__GIVEN INSTRUCTION__
Quote the data below in full, minus the images.
[START SOURCE RECORDS]
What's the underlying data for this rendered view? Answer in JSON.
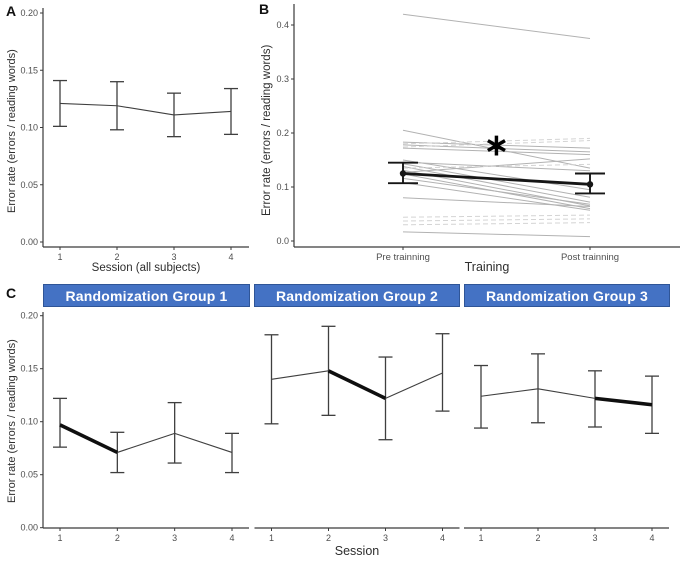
{
  "figure": {
    "background": "#ffffff",
    "colors": {
      "axis": "#3a3a3a",
      "tick_text": "#4f4f4f",
      "series_line": "#3f3f3f",
      "bold_line": "#0f0f0f",
      "subject_solid": "#b2b2b2",
      "subject_dashed": "#d4d4d4",
      "mean_line": "#161616",
      "significance": "#000000",
      "header_bg": "#4472c4",
      "header_border": "#2f5597",
      "header_text": "#ffffff"
    }
  },
  "chart_data": [
    {
      "id": "panel-a",
      "panel_label": "A",
      "type": "line",
      "title": "",
      "xlabel": "Session (all subjects)",
      "ylabel": "Error rate (errors / reading words)",
      "categories": [
        "1",
        "2",
        "3",
        "4"
      ],
      "values": [
        0.121,
        0.119,
        0.111,
        0.114
      ],
      "ci_lower": [
        0.101,
        0.098,
        0.092,
        0.094
      ],
      "ci_upper": [
        0.141,
        0.14,
        0.13,
        0.134
      ],
      "ylim": [
        0.0,
        0.2
      ],
      "yticks": [
        0,
        0.05,
        0.1,
        0.15,
        0.2
      ],
      "ytick_labels": [
        "0.00",
        "0.05",
        "0.10",
        "0.15",
        "0.20"
      ],
      "grid": false,
      "legend": "none"
    },
    {
      "id": "panel-b",
      "panel_label": "B",
      "type": "line",
      "title": "",
      "xlabel": "Training",
      "ylabel": "Error rate (errors / reading words)",
      "categories": [
        "Pre trainning",
        "Post trainning"
      ],
      "ylim": [
        0.0,
        0.42
      ],
      "yticks": [
        0,
        0.1,
        0.2,
        0.3,
        0.4
      ],
      "ytick_labels": [
        "0.0",
        "0.1",
        "0.2",
        "0.3",
        "0.4"
      ],
      "significance_marker": "∗",
      "mean": {
        "values": [
          0.125,
          0.105
        ],
        "ci_lower": [
          0.107,
          0.088
        ],
        "ci_upper": [
          0.145,
          0.125
        ]
      },
      "subjects": [
        {
          "values": [
            0.42,
            0.375
          ],
          "style": "solid"
        },
        {
          "values": [
            0.205,
            0.135
          ],
          "style": "solid"
        },
        {
          "values": [
            0.183,
            0.172
          ],
          "style": "solid"
        },
        {
          "values": [
            0.178,
            0.165
          ],
          "style": "solid"
        },
        {
          "values": [
            0.172,
            0.16
          ],
          "style": "solid"
        },
        {
          "values": [
            0.18,
            0.19
          ],
          "style": "dashed"
        },
        {
          "values": [
            0.174,
            0.186
          ],
          "style": "dashed"
        },
        {
          "values": [
            0.15,
            0.095
          ],
          "style": "solid"
        },
        {
          "values": [
            0.146,
            0.13
          ],
          "style": "solid"
        },
        {
          "values": [
            0.143,
            0.081
          ],
          "style": "solid"
        },
        {
          "values": [
            0.138,
            0.072
          ],
          "style": "solid"
        },
        {
          "values": [
            0.131,
            0.065
          ],
          "style": "solid"
        },
        {
          "values": [
            0.124,
            0.06
          ],
          "style": "solid"
        },
        {
          "values": [
            0.116,
            0.068
          ],
          "style": "solid"
        },
        {
          "values": [
            0.108,
            0.057
          ],
          "style": "solid"
        },
        {
          "values": [
            0.127,
            0.152
          ],
          "style": "solid"
        },
        {
          "values": [
            0.135,
            0.142
          ],
          "style": "dashed"
        },
        {
          "values": [
            0.08,
            0.064
          ],
          "style": "solid"
        },
        {
          "values": [
            0.044,
            0.048
          ],
          "style": "dashed"
        },
        {
          "values": [
            0.037,
            0.041
          ],
          "style": "dashed"
        },
        {
          "values": [
            0.03,
            0.034
          ],
          "style": "dashed"
        },
        {
          "values": [
            0.017,
            0.008
          ],
          "style": "solid"
        }
      ],
      "grid": false,
      "legend": "none"
    },
    {
      "id": "panel-c",
      "panel_label": "C",
      "type": "line",
      "title": "",
      "xlabel": "Session",
      "ylabel": "Error rate (errors / reading words)",
      "categories": [
        "1",
        "2",
        "3",
        "4"
      ],
      "ylim": [
        0.0,
        0.2
      ],
      "yticks": [
        0,
        0.05,
        0.1,
        0.15,
        0.2
      ],
      "ytick_labels": [
        "0.00",
        "0.05",
        "0.10",
        "0.15",
        "0.20"
      ],
      "facets": [
        {
          "title": "Randomization Group 1",
          "values": [
            0.097,
            0.071,
            0.089,
            0.071
          ],
          "ci_lower": [
            0.076,
            0.052,
            0.061,
            0.052
          ],
          "ci_upper": [
            0.122,
            0.09,
            0.118,
            0.089
          ],
          "bold_segment": [
            0,
            1
          ]
        },
        {
          "title": "Randomization Group 2",
          "values": [
            0.14,
            0.148,
            0.122,
            0.146
          ],
          "ci_lower": [
            0.098,
            0.106,
            0.083,
            0.11
          ],
          "ci_upper": [
            0.182,
            0.19,
            0.161,
            0.183
          ],
          "bold_segment": [
            1,
            2
          ]
        },
        {
          "title": "Randomization Group 3",
          "values": [
            0.124,
            0.131,
            0.122,
            0.116
          ],
          "ci_lower": [
            0.094,
            0.099,
            0.095,
            0.089
          ],
          "ci_upper": [
            0.153,
            0.164,
            0.148,
            0.143
          ],
          "bold_segment": [
            2,
            3
          ]
        }
      ],
      "grid": false,
      "legend": "none"
    }
  ]
}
[END SOURCE RECORDS]
__FULL SOLUTION__
What's the underlying data for this rendered view? Answer in JSON.
{
  "figure": {
    "background": "#ffffff",
    "colors": {
      "axis": "#3a3a3a",
      "tick_text": "#4f4f4f",
      "series_line": "#3f3f3f",
      "bold_line": "#0f0f0f",
      "subject_solid": "#b2b2b2",
      "subject_dashed": "#d4d4d4",
      "mean_line": "#161616",
      "significance": "#000000",
      "header_bg": "#4472c4",
      "header_border": "#2f5597",
      "header_text": "#ffffff"
    }
  },
  "chart_data": [
    {
      "id": "panel-a",
      "panel_label": "A",
      "type": "line",
      "title": "",
      "xlabel": "Session (all subjects)",
      "ylabel": "Error rate (errors / reading words)",
      "categories": [
        "1",
        "2",
        "3",
        "4"
      ],
      "values": [
        0.121,
        0.119,
        0.111,
        0.114
      ],
      "ci_lower": [
        0.101,
        0.098,
        0.092,
        0.094
      ],
      "ci_upper": [
        0.141,
        0.14,
        0.13,
        0.134
      ],
      "ylim": [
        0.0,
        0.2
      ],
      "yticks": [
        0,
        0.05,
        0.1,
        0.15,
        0.2
      ],
      "ytick_labels": [
        "0.00",
        "0.05",
        "0.10",
        "0.15",
        "0.20"
      ],
      "grid": false,
      "legend": "none"
    },
    {
      "id": "panel-b",
      "panel_label": "B",
      "type": "line",
      "title": "",
      "xlabel": "Training",
      "ylabel": "Error rate (errors / reading words)",
      "categories": [
        "Pre trainning",
        "Post trainning"
      ],
      "ylim": [
        0.0,
        0.42
      ],
      "yticks": [
        0,
        0.1,
        0.2,
        0.3,
        0.4
      ],
      "ytick_labels": [
        "0.0",
        "0.1",
        "0.2",
        "0.3",
        "0.4"
      ],
      "significance_marker": "∗",
      "mean": {
        "values": [
          0.125,
          0.105
        ],
        "ci_lower": [
          0.107,
          0.088
        ],
        "ci_upper": [
          0.145,
          0.125
        ]
      },
      "subjects": [
        {
          "values": [
            0.42,
            0.375
          ],
          "style": "solid"
        },
        {
          "values": [
            0.205,
            0.135
          ],
          "style": "solid"
        },
        {
          "values": [
            0.183,
            0.172
          ],
          "style": "solid"
        },
        {
          "values": [
            0.178,
            0.165
          ],
          "style": "solid"
        },
        {
          "values": [
            0.172,
            0.16
          ],
          "style": "solid"
        },
        {
          "values": [
            0.18,
            0.19
          ],
          "style": "dashed"
        },
        {
          "values": [
            0.174,
            0.186
          ],
          "style": "dashed"
        },
        {
          "values": [
            0.15,
            0.095
          ],
          "style": "solid"
        },
        {
          "values": [
            0.146,
            0.13
          ],
          "style": "solid"
        },
        {
          "values": [
            0.143,
            0.081
          ],
          "style": "solid"
        },
        {
          "values": [
            0.138,
            0.072
          ],
          "style": "solid"
        },
        {
          "values": [
            0.131,
            0.065
          ],
          "style": "solid"
        },
        {
          "values": [
            0.124,
            0.06
          ],
          "style": "solid"
        },
        {
          "values": [
            0.116,
            0.068
          ],
          "style": "solid"
        },
        {
          "values": [
            0.108,
            0.057
          ],
          "style": "solid"
        },
        {
          "values": [
            0.127,
            0.152
          ],
          "style": "solid"
        },
        {
          "values": [
            0.135,
            0.142
          ],
          "style": "dashed"
        },
        {
          "values": [
            0.08,
            0.064
          ],
          "style": "solid"
        },
        {
          "values": [
            0.044,
            0.048
          ],
          "style": "dashed"
        },
        {
          "values": [
            0.037,
            0.041
          ],
          "style": "dashed"
        },
        {
          "values": [
            0.03,
            0.034
          ],
          "style": "dashed"
        },
        {
          "values": [
            0.017,
            0.008
          ],
          "style": "solid"
        }
      ],
      "grid": false,
      "legend": "none"
    },
    {
      "id": "panel-c",
      "panel_label": "C",
      "type": "line",
      "title": "",
      "xlabel": "Session",
      "ylabel": "Error rate (errors / reading words)",
      "categories": [
        "1",
        "2",
        "3",
        "4"
      ],
      "ylim": [
        0.0,
        0.2
      ],
      "yticks": [
        0,
        0.05,
        0.1,
        0.15,
        0.2
      ],
      "ytick_labels": [
        "0.00",
        "0.05",
        "0.10",
        "0.15",
        "0.20"
      ],
      "facets": [
        {
          "title": "Randomization Group 1",
          "values": [
            0.097,
            0.071,
            0.089,
            0.071
          ],
          "ci_lower": [
            0.076,
            0.052,
            0.061,
            0.052
          ],
          "ci_upper": [
            0.122,
            0.09,
            0.118,
            0.089
          ],
          "bold_segment": [
            0,
            1
          ]
        },
        {
          "title": "Randomization Group 2",
          "values": [
            0.14,
            0.148,
            0.122,
            0.146
          ],
          "ci_lower": [
            0.098,
            0.106,
            0.083,
            0.11
          ],
          "ci_upper": [
            0.182,
            0.19,
            0.161,
            0.183
          ],
          "bold_segment": [
            1,
            2
          ]
        },
        {
          "title": "Randomization Group 3",
          "values": [
            0.124,
            0.131,
            0.122,
            0.116
          ],
          "ci_lower": [
            0.094,
            0.099,
            0.095,
            0.089
          ],
          "ci_upper": [
            0.153,
            0.164,
            0.148,
            0.143
          ],
          "bold_segment": [
            2,
            3
          ]
        }
      ],
      "grid": false,
      "legend": "none"
    }
  ]
}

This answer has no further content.